Goal
The data below needs to be returned exactly, line for line.

Data for this task
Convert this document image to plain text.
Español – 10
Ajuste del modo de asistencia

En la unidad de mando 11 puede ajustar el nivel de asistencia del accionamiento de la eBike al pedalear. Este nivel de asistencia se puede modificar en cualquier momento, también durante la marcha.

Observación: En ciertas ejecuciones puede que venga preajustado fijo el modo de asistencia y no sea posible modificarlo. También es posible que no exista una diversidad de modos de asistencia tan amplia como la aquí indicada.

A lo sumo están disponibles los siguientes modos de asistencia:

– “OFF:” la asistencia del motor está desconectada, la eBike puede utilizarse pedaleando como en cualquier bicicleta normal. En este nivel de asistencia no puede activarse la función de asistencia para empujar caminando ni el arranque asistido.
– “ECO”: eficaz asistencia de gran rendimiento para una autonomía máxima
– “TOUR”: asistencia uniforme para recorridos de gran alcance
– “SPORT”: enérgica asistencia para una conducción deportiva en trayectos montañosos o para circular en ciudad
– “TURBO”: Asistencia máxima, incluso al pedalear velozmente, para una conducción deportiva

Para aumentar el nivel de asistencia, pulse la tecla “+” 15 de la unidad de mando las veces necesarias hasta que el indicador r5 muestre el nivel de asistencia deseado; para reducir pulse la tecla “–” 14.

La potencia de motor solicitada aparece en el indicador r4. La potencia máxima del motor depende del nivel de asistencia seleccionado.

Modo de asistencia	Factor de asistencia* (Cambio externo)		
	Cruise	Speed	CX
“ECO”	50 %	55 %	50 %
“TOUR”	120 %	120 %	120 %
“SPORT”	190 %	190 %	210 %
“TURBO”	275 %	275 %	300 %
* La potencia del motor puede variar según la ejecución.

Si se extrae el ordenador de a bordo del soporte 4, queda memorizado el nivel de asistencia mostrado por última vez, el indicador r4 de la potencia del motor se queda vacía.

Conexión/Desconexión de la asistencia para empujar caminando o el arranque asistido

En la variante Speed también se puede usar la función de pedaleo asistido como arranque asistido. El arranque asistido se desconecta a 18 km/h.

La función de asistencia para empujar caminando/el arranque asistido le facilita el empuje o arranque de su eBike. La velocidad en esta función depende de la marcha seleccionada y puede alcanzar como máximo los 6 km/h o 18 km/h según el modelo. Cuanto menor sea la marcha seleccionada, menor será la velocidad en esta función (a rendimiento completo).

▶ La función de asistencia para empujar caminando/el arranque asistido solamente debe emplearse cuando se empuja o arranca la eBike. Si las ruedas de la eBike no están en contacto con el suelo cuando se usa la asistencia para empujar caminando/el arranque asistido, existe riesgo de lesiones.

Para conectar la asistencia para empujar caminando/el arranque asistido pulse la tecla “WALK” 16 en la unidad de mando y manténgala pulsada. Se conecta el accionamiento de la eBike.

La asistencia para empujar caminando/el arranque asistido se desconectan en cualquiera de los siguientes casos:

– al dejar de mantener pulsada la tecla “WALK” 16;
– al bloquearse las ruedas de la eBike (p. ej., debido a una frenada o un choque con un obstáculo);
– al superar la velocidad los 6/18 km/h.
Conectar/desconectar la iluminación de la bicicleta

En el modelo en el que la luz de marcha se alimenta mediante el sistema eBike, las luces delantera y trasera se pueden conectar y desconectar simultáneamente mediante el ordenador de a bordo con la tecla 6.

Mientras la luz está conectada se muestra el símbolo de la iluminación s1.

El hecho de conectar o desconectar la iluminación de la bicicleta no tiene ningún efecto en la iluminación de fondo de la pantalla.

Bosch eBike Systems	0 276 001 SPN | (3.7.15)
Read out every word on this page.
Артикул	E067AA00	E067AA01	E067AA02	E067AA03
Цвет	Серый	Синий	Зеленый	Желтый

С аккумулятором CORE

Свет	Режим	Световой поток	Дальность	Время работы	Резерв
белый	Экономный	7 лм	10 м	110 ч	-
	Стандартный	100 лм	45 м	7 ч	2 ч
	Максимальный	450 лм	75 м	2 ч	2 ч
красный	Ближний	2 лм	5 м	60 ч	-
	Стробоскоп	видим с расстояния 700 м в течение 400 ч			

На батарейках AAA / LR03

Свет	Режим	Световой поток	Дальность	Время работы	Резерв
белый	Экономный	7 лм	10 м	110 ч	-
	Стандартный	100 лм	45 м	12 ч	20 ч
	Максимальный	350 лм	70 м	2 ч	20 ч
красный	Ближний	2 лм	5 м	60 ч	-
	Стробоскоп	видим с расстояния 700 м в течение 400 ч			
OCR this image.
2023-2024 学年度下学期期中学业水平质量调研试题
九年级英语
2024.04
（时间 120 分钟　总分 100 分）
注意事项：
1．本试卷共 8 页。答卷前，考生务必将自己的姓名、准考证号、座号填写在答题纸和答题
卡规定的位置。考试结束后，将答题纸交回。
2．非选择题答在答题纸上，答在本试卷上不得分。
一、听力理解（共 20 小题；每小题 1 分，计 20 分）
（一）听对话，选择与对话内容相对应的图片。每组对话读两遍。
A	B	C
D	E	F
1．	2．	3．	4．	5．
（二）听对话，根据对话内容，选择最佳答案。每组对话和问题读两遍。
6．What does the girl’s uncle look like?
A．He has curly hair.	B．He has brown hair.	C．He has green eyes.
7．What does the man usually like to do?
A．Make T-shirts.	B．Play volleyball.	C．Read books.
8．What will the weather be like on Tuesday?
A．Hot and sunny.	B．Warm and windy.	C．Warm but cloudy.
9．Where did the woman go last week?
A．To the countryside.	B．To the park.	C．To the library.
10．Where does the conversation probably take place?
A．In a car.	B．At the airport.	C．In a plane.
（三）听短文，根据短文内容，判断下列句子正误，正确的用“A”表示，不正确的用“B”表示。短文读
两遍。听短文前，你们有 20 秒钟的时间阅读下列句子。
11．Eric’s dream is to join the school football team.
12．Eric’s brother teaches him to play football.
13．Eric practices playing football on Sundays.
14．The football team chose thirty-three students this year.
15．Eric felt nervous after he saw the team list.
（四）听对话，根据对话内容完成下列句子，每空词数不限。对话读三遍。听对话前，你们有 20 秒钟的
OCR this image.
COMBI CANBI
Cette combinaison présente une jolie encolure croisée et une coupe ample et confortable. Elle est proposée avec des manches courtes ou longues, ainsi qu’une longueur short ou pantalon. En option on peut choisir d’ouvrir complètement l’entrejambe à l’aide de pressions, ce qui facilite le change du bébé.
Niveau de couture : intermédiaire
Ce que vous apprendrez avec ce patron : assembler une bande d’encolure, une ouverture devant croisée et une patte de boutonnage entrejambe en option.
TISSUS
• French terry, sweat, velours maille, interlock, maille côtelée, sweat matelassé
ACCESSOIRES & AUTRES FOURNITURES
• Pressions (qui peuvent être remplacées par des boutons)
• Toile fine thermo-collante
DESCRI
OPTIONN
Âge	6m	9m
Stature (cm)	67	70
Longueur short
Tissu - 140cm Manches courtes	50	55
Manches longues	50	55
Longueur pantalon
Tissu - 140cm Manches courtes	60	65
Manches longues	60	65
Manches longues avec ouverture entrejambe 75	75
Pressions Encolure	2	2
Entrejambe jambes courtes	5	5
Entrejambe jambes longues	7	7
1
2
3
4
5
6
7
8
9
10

Expected answer
Convert this document image to plain text.
Español – 10
Ajuste del modo de asistencia

En la unidad de mando 11 puede ajustar el nivel de asistencia del accionamiento de la eBike al pedalear. Este nivel de asistencia se puede modificar en cualquier momento, también durante la marcha.

Observación: En ciertas ejecuciones puede que venga preajustado fijo el modo de asistencia y no sea posible modificarlo. También es posible que no exista una diversidad de modos de asistencia tan amplia como la aquí indicada.

A lo sumo están disponibles los siguientes modos de asistencia:

– “OFF:” la asistencia del motor está desconectada, la eBike puede utilizarse pedaleando como en cualquier bicicleta normal. En este nivel de asistencia no puede activarse la función de asistencia para empujar caminando ni el arranque asistido.
– “ECO”: eficaz asistencia de gran rendimiento para una autonomía máxima
– “TOUR”: asistencia uniforme para recorridos de gran alcance
– “SPORT”: enérgica asistencia para una conducción deportiva en trayectos montañosos o para circular en ciudad
– “TURBO”: Asistencia máxima, incluso al pedalear velozmente, para una conducción deportiva

Para aumentar el nivel de asistencia, pulse la tecla “+” 15 de la unidad de mando las veces necesarias hasta que el indicador r5 muestre el nivel de asistencia deseado; para reducir pulse la tecla “–” 14.

La potencia de motor solicitada aparece en el indicador r4. La potencia máxima del motor depende del nivel de asistencia seleccionado.

Modo de asistencia	Factor de asistencia* (Cambio externo)		
	Cruise	Speed	CX
“ECO”	50 %	55 %	50 %
“TOUR”	120 %	120 %	120 %
“SPORT”	190 %	190 %	210 %
“TURBO”	275 %	275 %	300 %
* La potencia del motor puede variar según la ejecución.

Si se extrae el ordenador de a bordo del soporte 4, queda memorizado el nivel de asistencia mostrado por última vez, el indicador r4 de la potencia del motor se queda vacía.

Conexión/Desconexión de la asistencia para empujar caminando o el arranque asistido

En la variante Speed también se puede usar la función de pedaleo asistido como arranque asistido. El arranque asistido se desconecta a 18 km/h.

La función de asistencia para empujar caminando/el arranque asistido le facilita el empuje o arranque de su eBike. La velocidad en esta función depende de la marcha seleccionada y puede alcanzar como máximo los 6 km/h o 18 km/h según el modelo. Cuanto menor sea la marcha seleccionada, menor será la velocidad en esta función (a rendimiento completo).

▶ La función de asistencia para empujar caminando/el arranque asistido solamente debe emplearse cuando se empuja o arranca la eBike. Si las ruedas de la eBike no están en contacto con el suelo cuando se usa la asistencia para empujar caminando/el arranque asistido, existe riesgo de lesiones.

Para conectar la asistencia para empujar caminando/el arranque asistido pulse la tecla “WALK” 16 en la unidad de mando y manténgala pulsada. Se conecta el accionamiento de la eBike.

La asistencia para empujar caminando/el arranque asistido se desconectan en cualquiera de los siguientes casos:

– al dejar de mantener pulsada la tecla “WALK” 16;
– al bloquearse las ruedas de la eBike (p. ej., debido a una frenada o un choque con un obstáculo);
– al superar la velocidad los 6/18 km/h.
Conectar/desconectar la iluminación de la bicicleta

En el modelo en el que la luz de marcha se alimenta mediante el sistema eBike, las luces delantera y trasera se pueden conectar y desconectar simultáneamente mediante el ordenador de a bordo con la tecla 6.

Mientras la luz está conectada se muestra el símbolo de la iluminación s1.

El hecho de conectar o desconectar la iluminación de la bicicleta no tiene ningún efecto en la iluminación de fondo de la pantalla.

Bosch eBike Systems	0 276 001 SPN | (3.7.15)
Read out every word on this page.
Артикул	E067AA00	E067AA01	E067AA02	E067AA03
Цвет	Серый	Синий	Зеленый	Желтый

С аккумулятором CORE

Свет	Режим	Световой поток	Дальность	Время работы	Резерв
белый	Экономный	7 лм	10 м	110 ч	-
	Стандартный	100 лм	45 м	7 ч	2 ч
	Максимальный	450 лм	75 м	2 ч	2 ч
красный	Ближний	2 лм	5 м	60 ч	-
	Стробоскоп	видим с расстояния 700 м в течение 400 ч			

На батарейках AAA / LR03

Свет	Режим	Световой поток	Дальность	Время работы	Резерв
белый	Экономный	7 лм	10 м	110 ч	-
	Стандартный	100 лм	45 м	12 ч	20 ч
	Максимальный	350 лм	70 м	2 ч	20 ч
красный	Ближний	2 лм	5 м	60 ч	-
	Стробоскоп	видим с расстояния 700 м в течение 400 ч			
OCR this image.
2023-2024 学年度下学期期中学业水平质量调研试题
九年级英语
2024.04
（时间 120 分钟　总分 100 分）
注意事项：
1．本试卷共 8 页。答卷前，考生务必将自己的姓名、准考证号、座号填写在答题纸和答题
卡规定的位置。考试结束后，将答题纸交回。
2．非选择题答在答题纸上，答在本试卷上不得分。
一、听力理解（共 20 小题；每小题 1 分，计 20 分）
（一）听对话，选择与对话内容相对应的图片。每组对话读两遍。
A	B	C
D	E	F
1．	2．	3．	4．	5．
（二）听对话，根据对话内容，选择最佳答案。每组对话和问题读两遍。
6．What does the girl’s uncle look like?
A．He has curly hair.	B．He has brown hair.	C．He has green eyes.
7．What does the man usually like to do?
A．Make T-shirts.	B．Play volleyball.	C．Read books.
8．What will the weather be like on Tuesday?
A．Hot and sunny.	B．Warm and windy.	C．Warm but cloudy.
9．Where did the woman go last week?
A．To the countryside.	B．To the park.	C．To the library.
10．Where does the conversation probably take place?
A．In a car.	B．At the airport.	C．In a plane.
（三）听短文，根据短文内容，判断下列句子正误，正确的用“A”表示，不正确的用“B”表示。短文读
两遍。听短文前，你们有 20 秒钟的时间阅读下列句子。
11．Eric’s dream is to join the school football team.
12．Eric’s brother teaches him to play football.
13．Eric practices playing football on Sundays.
14．The football team chose thirty-three students this year.
15．Eric felt nervous after he saw the team list.
（四）听对话，根据对话内容完成下列句子，每空词数不限。对话读三遍。听对话前，你们有 20 秒钟的
OCR this image.
COMBI CANBI
Cette combinaison présente une jolie encolure croisée et une coupe ample et confortable. Elle est proposée avec des manches courtes ou longues, ainsi qu’une longueur short ou pantalon. En option on peut choisir d’ouvrir complètement l’entrejambe à l’aide de pressions, ce qui facilite le change du bébé.
Niveau de couture : intermédiaire
Ce que vous apprendrez avec ce patron : assembler une bande d’encolure, une ouverture devant croisée et une patte de boutonnage entrejambe en option.
TISSUS
• French terry, sweat, velours maille, interlock, maille côtelée, sweat matelassé
ACCESSOIRES & AUTRES FOURNITURES
• Pressions (qui peuvent être remplacées par des boutons)
• Toile fine thermo-collante
DESCRI
OPTIONN
Âge	6m	9m
Stature (cm)	67	70
Longueur short
Tissu - 140cm Manches courtes	50	55
Manches longues	50	55
Longueur pantalon
Tissu - 140cm Manches courtes	60	65
Manches longues	60	65
Manches longues avec ouverture entrejambe 75	75
Pressions Encolure	2	2
Entrejambe jambes courtes	5	5
Entrejambe jambes longues	7	7
1
2
3
4
5
6
7
8
9
10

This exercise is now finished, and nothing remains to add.